Stored items from a collection:
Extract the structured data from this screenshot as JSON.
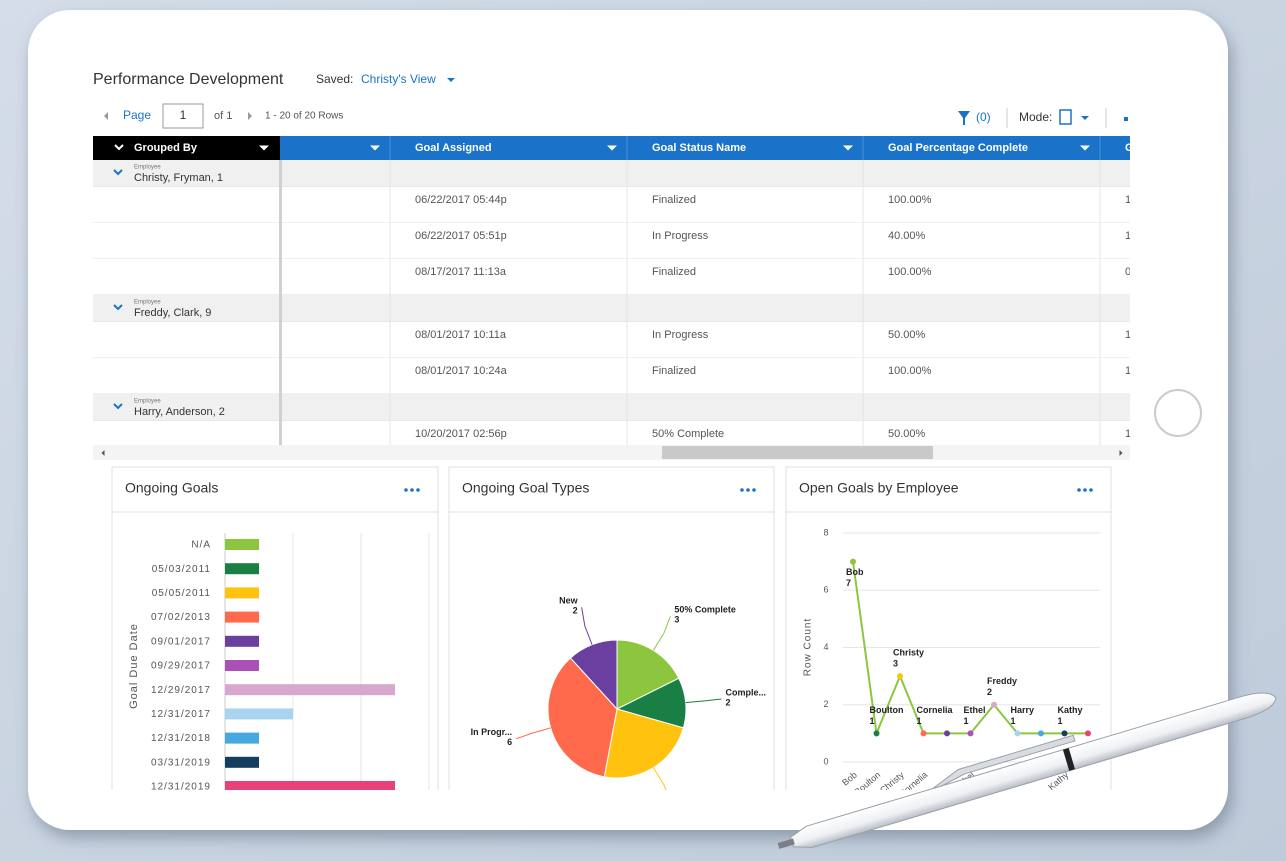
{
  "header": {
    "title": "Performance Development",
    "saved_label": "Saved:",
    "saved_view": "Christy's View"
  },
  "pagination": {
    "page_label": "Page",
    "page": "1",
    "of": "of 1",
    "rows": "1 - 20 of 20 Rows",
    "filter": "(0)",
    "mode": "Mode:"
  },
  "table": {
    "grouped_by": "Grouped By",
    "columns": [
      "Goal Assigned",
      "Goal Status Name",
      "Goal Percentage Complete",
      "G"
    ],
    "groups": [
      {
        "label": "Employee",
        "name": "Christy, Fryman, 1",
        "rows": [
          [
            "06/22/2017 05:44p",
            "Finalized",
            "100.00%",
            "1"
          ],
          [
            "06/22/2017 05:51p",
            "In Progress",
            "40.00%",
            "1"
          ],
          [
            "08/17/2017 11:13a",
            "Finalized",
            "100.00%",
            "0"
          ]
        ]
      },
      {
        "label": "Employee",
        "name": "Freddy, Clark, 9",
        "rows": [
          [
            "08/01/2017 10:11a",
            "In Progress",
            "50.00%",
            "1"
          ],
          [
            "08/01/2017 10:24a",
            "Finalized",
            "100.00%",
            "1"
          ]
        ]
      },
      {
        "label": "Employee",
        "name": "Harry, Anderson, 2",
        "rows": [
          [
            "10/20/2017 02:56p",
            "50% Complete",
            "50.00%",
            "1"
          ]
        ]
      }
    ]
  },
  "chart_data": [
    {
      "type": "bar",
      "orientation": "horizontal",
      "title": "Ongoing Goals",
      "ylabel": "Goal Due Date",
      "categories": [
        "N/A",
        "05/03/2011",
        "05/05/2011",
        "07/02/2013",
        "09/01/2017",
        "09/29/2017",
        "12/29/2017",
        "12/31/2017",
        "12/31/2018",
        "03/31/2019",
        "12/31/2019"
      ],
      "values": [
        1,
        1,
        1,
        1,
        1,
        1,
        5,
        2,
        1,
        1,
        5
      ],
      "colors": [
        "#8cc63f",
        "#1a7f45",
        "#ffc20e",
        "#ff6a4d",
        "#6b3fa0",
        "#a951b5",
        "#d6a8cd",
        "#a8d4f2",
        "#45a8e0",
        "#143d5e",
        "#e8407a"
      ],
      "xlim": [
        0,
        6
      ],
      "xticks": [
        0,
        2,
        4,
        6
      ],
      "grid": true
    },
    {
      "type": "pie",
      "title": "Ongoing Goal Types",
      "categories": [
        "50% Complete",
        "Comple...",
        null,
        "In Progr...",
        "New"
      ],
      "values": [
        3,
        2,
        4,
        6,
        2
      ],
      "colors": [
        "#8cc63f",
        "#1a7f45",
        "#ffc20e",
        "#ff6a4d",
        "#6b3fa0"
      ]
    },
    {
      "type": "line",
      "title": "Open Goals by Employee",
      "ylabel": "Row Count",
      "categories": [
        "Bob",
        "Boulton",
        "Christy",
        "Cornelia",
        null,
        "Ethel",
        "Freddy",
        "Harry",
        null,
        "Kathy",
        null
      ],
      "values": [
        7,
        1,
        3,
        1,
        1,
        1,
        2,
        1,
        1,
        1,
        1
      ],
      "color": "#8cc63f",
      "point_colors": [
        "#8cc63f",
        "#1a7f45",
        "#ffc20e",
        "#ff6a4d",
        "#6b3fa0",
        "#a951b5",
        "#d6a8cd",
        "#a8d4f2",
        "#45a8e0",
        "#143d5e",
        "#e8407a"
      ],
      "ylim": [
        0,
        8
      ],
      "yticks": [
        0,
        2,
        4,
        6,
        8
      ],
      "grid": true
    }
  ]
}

• What to work on
The material above must be printed exactly, with its pictures left out.

• Solution to this exercise
Extract the structured data from this screenshot as JSON.
{
  "header": {
    "title": "Performance Development",
    "saved_label": "Saved:",
    "saved_view": "Christy's View"
  },
  "pagination": {
    "page_label": "Page",
    "page": "1",
    "of": "of 1",
    "rows": "1 - 20 of 20 Rows",
    "filter": "(0)",
    "mode": "Mode:"
  },
  "table": {
    "grouped_by": "Grouped By",
    "columns": [
      "Goal Assigned",
      "Goal Status Name",
      "Goal Percentage Complete",
      "G"
    ],
    "groups": [
      {
        "label": "Employee",
        "name": "Christy, Fryman, 1",
        "rows": [
          [
            "06/22/2017 05:44p",
            "Finalized",
            "100.00%",
            "1"
          ],
          [
            "06/22/2017 05:51p",
            "In Progress",
            "40.00%",
            "1"
          ],
          [
            "08/17/2017 11:13a",
            "Finalized",
            "100.00%",
            "0"
          ]
        ]
      },
      {
        "label": "Employee",
        "name": "Freddy, Clark, 9",
        "rows": [
          [
            "08/01/2017 10:11a",
            "In Progress",
            "50.00%",
            "1"
          ],
          [
            "08/01/2017 10:24a",
            "Finalized",
            "100.00%",
            "1"
          ]
        ]
      },
      {
        "label": "Employee",
        "name": "Harry, Anderson, 2",
        "rows": [
          [
            "10/20/2017 02:56p",
            "50% Complete",
            "50.00%",
            "1"
          ]
        ]
      }
    ]
  },
  "chart_data": [
    {
      "type": "bar",
      "orientation": "horizontal",
      "title": "Ongoing Goals",
      "ylabel": "Goal Due Date",
      "categories": [
        "N/A",
        "05/03/2011",
        "05/05/2011",
        "07/02/2013",
        "09/01/2017",
        "09/29/2017",
        "12/29/2017",
        "12/31/2017",
        "12/31/2018",
        "03/31/2019",
        "12/31/2019"
      ],
      "values": [
        1,
        1,
        1,
        1,
        1,
        1,
        5,
        2,
        1,
        1,
        5
      ],
      "colors": [
        "#8cc63f",
        "#1a7f45",
        "#ffc20e",
        "#ff6a4d",
        "#6b3fa0",
        "#a951b5",
        "#d6a8cd",
        "#a8d4f2",
        "#45a8e0",
        "#143d5e",
        "#e8407a"
      ],
      "xlim": [
        0,
        6
      ],
      "xticks": [
        0,
        2,
        4,
        6
      ],
      "grid": true
    },
    {
      "type": "pie",
      "title": "Ongoing Goal Types",
      "categories": [
        "50% Complete",
        "Comple...",
        null,
        "In Progr...",
        "New"
      ],
      "values": [
        3,
        2,
        4,
        6,
        2
      ],
      "colors": [
        "#8cc63f",
        "#1a7f45",
        "#ffc20e",
        "#ff6a4d",
        "#6b3fa0"
      ]
    },
    {
      "type": "line",
      "title": "Open Goals by Employee",
      "ylabel": "Row Count",
      "categories": [
        "Bob",
        "Boulton",
        "Christy",
        "Cornelia",
        null,
        "Ethel",
        "Freddy",
        "Harry",
        null,
        "Kathy",
        null
      ],
      "values": [
        7,
        1,
        3,
        1,
        1,
        1,
        2,
        1,
        1,
        1,
        1
      ],
      "color": "#8cc63f",
      "point_colors": [
        "#8cc63f",
        "#1a7f45",
        "#ffc20e",
        "#ff6a4d",
        "#6b3fa0",
        "#a951b5",
        "#d6a8cd",
        "#a8d4f2",
        "#45a8e0",
        "#143d5e",
        "#e8407a"
      ],
      "ylim": [
        0,
        8
      ],
      "yticks": [
        0,
        2,
        4,
        6,
        8
      ],
      "grid": true
    }
  ]
}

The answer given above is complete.